• **WORK TO COMPLETE**: In the records below, change every "radio-dot-selected" to "radio-dot-checked" and leave all other text in the lines unchanged.

• **RECORDS FOR THE TASK**:

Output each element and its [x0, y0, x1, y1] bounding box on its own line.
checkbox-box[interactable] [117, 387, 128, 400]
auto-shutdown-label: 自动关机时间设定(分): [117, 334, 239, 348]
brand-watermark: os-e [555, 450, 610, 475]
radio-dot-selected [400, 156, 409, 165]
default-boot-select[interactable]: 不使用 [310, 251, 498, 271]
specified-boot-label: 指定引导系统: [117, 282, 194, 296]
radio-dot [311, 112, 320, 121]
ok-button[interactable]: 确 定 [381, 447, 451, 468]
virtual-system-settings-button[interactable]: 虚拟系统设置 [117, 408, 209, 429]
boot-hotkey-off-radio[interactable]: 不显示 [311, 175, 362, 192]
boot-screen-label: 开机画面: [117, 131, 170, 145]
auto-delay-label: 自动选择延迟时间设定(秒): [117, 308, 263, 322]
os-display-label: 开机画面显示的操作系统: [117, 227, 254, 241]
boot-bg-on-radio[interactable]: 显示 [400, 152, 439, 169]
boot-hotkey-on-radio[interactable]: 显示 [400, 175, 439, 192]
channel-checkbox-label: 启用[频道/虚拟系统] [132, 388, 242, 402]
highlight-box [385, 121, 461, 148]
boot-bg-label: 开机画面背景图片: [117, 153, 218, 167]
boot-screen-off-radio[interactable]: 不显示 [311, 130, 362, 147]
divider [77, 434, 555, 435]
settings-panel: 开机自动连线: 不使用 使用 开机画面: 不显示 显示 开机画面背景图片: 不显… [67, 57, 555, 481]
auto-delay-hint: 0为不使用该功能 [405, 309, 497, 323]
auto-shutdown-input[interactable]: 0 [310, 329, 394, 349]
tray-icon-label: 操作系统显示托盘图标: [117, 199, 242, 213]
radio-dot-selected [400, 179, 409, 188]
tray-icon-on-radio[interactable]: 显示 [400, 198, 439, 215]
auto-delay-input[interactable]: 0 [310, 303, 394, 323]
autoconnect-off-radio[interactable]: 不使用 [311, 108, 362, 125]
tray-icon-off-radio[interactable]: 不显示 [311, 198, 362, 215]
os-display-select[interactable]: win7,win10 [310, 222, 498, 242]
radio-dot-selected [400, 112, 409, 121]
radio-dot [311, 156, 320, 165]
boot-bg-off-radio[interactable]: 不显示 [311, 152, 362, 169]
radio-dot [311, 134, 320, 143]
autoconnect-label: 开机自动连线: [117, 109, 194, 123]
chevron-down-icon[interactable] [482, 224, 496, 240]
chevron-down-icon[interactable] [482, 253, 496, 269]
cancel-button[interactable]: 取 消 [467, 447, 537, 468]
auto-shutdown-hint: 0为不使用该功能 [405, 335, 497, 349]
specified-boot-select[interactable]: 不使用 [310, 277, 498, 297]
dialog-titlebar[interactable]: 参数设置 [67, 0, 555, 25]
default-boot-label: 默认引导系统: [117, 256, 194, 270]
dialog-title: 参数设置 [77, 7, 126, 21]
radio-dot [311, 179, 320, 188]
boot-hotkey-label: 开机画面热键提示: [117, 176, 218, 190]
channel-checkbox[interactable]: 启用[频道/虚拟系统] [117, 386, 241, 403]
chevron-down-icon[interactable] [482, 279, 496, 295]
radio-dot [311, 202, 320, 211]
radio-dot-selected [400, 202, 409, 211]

• **FINISHED TASK**:
Output each element and its [x0, y0, x1, y1] bounding box on its own line.
checkbox-box[interactable] [117, 387, 128, 400]
auto-shutdown-label: 自动关机时间设定(分): [117, 334, 239, 348]
brand-watermark: os-e [555, 450, 610, 475]
radio-dot-checked [400, 156, 409, 165]
default-boot-select[interactable]: 不使用 [310, 251, 498, 271]
specified-boot-label: 指定引导系统: [117, 282, 194, 296]
radio-dot [311, 112, 320, 121]
ok-button[interactable]: 确 定 [381, 447, 451, 468]
virtual-system-settings-button[interactable]: 虚拟系统设置 [117, 408, 209, 429]
boot-hotkey-off-radio[interactable]: 不显示 [311, 175, 362, 192]
boot-screen-label: 开机画面: [117, 131, 170, 145]
auto-delay-label: 自动选择延迟时间设定(秒): [117, 308, 263, 322]
os-display-label: 开机画面显示的操作系统: [117, 227, 254, 241]
boot-bg-on-radio[interactable]: 显示 [400, 152, 439, 169]
boot-hotkey-on-radio[interactable]: 显示 [400, 175, 439, 192]
channel-checkbox-label: 启用[频道/虚拟系统] [132, 388, 242, 402]
highlight-box [385, 121, 461, 148]
boot-bg-label: 开机画面背景图片: [117, 153, 218, 167]
boot-screen-off-radio[interactable]: 不显示 [311, 130, 362, 147]
divider [77, 434, 555, 435]
settings-panel: 开机自动连线: 不使用 使用 开机画面: 不显示 显示 开机画面背景图片: 不显… [67, 57, 555, 481]
auto-delay-hint: 0为不使用该功能 [405, 309, 497, 323]
auto-shutdown-input[interactable]: 0 [310, 329, 394, 349]
tray-icon-label: 操作系统显示托盘图标: [117, 199, 242, 213]
radio-dot-checked [400, 179, 409, 188]
tray-icon-on-radio[interactable]: 显示 [400, 198, 439, 215]
auto-delay-input[interactable]: 0 [310, 303, 394, 323]
autoconnect-off-radio[interactable]: 不使用 [311, 108, 362, 125]
tray-icon-off-radio[interactable]: 不显示 [311, 198, 362, 215]
os-display-select[interactable]: win7,win10 [310, 222, 498, 242]
radio-dot-checked [400, 112, 409, 121]
radio-dot [311, 156, 320, 165]
boot-bg-off-radio[interactable]: 不显示 [311, 152, 362, 169]
radio-dot [311, 134, 320, 143]
autoconnect-label: 开机自动连线: [117, 109, 194, 123]
chevron-down-icon[interactable] [482, 224, 496, 240]
chevron-down-icon[interactable] [482, 253, 496, 269]
cancel-button[interactable]: 取 消 [467, 447, 537, 468]
auto-shutdown-hint: 0为不使用该功能 [405, 335, 497, 349]
specified-boot-select[interactable]: 不使用 [310, 277, 498, 297]
dialog-titlebar[interactable]: 参数设置 [67, 0, 555, 25]
default-boot-label: 默认引导系统: [117, 256, 194, 270]
dialog-title: 参数设置 [77, 7, 126, 21]
radio-dot [311, 179, 320, 188]
boot-hotkey-label: 开机画面热键提示: [117, 176, 218, 190]
channel-checkbox[interactable]: 启用[频道/虚拟系统] [117, 386, 241, 403]
chevron-down-icon[interactable] [482, 279, 496, 295]
radio-dot [311, 202, 320, 211]
radio-dot-checked [400, 202, 409, 211]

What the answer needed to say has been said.